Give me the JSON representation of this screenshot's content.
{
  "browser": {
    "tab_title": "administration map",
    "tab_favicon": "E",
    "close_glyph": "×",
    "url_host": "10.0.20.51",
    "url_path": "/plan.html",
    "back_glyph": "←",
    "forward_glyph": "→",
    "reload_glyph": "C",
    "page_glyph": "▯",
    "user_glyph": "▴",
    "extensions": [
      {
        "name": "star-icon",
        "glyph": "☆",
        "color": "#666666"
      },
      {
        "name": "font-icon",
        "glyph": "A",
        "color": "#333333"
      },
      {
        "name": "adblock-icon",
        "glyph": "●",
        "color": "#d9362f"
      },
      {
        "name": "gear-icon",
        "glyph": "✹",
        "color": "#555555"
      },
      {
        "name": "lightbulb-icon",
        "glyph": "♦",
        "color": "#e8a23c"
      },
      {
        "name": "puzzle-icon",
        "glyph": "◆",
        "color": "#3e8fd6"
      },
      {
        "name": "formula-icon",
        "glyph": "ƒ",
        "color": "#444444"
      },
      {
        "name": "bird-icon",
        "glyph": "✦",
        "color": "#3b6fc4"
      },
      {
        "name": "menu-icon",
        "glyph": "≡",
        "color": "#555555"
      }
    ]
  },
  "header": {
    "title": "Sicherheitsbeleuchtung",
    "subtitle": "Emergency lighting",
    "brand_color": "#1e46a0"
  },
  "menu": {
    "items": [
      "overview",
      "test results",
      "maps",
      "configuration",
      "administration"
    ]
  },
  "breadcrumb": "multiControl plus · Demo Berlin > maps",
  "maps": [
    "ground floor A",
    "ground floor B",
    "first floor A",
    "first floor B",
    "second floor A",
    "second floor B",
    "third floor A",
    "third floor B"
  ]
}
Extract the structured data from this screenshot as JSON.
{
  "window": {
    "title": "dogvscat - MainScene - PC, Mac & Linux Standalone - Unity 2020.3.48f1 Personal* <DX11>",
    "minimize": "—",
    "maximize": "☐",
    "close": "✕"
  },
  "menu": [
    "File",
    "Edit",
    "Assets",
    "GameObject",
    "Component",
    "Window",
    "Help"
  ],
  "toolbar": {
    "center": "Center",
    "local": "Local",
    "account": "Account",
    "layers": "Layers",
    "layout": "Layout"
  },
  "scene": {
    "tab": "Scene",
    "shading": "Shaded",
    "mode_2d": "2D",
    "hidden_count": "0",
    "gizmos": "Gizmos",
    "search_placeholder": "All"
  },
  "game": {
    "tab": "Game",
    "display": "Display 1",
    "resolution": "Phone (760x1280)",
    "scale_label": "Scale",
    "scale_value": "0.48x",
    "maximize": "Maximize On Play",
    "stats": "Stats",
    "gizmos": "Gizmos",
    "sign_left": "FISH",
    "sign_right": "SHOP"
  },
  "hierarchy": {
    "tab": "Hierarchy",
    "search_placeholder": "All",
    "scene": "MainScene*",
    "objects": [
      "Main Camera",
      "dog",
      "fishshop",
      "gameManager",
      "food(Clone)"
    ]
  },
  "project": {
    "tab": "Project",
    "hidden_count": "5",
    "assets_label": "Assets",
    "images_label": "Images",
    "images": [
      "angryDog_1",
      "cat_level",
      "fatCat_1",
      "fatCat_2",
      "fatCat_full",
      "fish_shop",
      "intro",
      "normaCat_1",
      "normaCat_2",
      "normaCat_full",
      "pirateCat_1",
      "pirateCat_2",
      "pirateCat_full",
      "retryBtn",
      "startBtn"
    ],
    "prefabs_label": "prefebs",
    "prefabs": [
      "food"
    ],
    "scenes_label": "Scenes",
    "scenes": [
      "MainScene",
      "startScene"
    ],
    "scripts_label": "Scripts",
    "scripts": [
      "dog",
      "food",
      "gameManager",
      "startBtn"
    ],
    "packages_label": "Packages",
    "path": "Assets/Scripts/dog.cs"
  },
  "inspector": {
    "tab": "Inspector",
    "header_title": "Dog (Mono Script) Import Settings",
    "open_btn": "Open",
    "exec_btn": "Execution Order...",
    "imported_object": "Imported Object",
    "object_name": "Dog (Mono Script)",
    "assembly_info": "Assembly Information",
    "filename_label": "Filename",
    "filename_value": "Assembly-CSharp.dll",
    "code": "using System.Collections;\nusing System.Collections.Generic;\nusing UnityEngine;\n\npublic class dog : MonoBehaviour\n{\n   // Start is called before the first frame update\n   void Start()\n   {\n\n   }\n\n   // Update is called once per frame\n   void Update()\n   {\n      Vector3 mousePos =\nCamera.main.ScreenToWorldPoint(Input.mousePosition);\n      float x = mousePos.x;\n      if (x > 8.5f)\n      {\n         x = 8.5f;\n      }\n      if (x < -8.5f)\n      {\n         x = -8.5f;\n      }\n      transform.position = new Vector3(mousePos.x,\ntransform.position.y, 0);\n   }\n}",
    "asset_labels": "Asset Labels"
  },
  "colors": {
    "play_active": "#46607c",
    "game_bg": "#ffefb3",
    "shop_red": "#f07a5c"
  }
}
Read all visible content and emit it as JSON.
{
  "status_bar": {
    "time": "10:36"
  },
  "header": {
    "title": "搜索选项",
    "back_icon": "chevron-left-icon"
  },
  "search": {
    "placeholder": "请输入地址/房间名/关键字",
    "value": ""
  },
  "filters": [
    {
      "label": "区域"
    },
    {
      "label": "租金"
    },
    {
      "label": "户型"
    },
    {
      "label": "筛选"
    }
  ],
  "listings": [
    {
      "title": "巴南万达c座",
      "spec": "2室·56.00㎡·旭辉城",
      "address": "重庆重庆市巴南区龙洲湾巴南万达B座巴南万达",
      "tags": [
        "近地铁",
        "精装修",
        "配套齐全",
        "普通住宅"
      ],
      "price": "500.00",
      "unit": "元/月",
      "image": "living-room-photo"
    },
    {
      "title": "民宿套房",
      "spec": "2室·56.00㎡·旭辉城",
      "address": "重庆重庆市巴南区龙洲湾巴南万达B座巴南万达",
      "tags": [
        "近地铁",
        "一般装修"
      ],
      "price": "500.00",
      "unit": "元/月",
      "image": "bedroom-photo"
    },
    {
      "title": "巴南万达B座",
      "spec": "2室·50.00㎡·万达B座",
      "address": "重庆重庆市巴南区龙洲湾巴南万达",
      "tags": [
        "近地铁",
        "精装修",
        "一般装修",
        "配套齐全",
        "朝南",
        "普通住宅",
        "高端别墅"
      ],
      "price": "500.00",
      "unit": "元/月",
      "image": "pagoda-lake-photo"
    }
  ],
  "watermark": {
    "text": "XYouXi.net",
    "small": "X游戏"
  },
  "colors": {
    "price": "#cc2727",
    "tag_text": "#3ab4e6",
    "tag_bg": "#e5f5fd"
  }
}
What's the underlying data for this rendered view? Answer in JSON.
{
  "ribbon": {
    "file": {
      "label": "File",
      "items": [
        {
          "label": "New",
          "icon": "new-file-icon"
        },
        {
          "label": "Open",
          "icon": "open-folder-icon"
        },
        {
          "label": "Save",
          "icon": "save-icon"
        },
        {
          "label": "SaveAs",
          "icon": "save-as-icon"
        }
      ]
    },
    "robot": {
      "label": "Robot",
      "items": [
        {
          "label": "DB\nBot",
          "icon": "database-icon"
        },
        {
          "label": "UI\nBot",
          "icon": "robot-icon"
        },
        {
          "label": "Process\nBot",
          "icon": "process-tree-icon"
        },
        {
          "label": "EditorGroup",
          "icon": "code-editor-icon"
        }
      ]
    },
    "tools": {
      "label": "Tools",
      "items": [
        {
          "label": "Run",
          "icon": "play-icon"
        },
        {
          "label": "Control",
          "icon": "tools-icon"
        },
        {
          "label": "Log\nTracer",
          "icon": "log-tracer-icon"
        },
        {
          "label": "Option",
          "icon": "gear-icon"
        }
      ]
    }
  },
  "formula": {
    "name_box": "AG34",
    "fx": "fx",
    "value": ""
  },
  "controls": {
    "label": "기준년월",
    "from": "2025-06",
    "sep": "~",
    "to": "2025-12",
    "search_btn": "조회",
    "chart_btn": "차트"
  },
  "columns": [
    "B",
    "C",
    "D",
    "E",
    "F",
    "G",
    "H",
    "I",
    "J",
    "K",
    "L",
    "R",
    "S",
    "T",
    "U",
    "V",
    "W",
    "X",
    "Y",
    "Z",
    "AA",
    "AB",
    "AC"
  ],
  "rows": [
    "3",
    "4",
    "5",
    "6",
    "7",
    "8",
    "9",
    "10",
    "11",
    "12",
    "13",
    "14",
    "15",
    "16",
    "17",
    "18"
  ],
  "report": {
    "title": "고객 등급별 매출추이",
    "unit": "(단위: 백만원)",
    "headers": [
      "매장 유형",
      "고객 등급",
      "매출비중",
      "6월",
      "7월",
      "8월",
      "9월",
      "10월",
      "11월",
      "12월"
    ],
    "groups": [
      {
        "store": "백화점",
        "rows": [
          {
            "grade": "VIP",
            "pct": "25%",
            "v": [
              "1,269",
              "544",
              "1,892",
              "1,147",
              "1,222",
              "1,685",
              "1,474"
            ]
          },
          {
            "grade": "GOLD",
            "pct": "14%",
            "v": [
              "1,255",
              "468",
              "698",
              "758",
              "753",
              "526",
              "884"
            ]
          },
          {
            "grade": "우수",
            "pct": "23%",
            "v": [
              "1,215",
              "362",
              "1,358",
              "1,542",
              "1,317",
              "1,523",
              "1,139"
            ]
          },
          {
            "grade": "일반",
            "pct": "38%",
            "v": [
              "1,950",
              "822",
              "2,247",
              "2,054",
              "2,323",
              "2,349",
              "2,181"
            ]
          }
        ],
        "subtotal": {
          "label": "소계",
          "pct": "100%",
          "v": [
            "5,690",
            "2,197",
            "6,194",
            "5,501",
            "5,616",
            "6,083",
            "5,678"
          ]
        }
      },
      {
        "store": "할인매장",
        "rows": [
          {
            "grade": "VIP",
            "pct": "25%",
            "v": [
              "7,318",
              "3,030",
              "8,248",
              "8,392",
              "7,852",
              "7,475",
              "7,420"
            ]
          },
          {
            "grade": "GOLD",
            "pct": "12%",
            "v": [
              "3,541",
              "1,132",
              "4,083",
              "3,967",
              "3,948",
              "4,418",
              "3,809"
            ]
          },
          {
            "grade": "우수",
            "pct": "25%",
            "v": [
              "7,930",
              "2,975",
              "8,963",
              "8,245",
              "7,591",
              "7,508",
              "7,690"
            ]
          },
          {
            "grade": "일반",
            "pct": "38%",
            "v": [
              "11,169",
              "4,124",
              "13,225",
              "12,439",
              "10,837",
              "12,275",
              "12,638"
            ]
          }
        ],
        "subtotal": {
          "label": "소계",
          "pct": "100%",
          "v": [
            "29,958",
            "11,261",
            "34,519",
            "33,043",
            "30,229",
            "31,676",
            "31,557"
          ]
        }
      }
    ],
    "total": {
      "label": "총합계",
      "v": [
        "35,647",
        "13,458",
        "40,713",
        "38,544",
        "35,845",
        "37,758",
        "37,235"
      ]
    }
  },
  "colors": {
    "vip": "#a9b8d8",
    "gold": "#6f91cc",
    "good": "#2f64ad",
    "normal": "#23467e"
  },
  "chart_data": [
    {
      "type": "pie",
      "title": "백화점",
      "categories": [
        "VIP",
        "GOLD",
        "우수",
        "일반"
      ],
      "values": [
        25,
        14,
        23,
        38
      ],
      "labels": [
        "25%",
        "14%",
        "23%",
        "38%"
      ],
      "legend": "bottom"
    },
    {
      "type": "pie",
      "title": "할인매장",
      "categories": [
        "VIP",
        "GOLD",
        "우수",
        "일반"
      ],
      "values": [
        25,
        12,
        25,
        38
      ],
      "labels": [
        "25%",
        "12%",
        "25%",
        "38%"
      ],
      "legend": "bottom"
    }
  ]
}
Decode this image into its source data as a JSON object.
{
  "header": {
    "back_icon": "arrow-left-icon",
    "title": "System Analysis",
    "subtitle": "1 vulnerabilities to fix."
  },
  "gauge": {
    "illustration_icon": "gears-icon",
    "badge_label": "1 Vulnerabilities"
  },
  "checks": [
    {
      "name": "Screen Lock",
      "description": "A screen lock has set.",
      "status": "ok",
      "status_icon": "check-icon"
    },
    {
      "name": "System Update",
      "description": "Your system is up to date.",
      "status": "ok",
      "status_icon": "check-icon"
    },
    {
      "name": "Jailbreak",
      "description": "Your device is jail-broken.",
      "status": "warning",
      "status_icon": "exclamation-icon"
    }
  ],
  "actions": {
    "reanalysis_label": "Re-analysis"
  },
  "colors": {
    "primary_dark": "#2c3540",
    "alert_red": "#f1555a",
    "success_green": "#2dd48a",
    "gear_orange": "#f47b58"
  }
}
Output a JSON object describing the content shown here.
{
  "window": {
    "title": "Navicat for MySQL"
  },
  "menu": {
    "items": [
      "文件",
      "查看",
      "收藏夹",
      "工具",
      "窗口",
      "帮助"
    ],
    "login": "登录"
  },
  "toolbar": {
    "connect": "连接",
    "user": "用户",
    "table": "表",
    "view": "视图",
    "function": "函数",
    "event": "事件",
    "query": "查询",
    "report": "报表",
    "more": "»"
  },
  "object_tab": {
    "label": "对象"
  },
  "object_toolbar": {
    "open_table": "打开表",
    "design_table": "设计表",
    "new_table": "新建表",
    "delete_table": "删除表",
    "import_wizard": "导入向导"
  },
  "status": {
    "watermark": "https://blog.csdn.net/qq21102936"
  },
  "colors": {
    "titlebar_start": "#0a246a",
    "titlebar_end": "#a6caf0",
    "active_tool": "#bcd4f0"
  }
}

:: Work instructions ::
Your task is to gather all lines from the entries above that hold the word "screenshot".

:: Exercise response ::
Give me the JSON representation of this screenshot's content.
Extract the structured data from this screenshot as JSON.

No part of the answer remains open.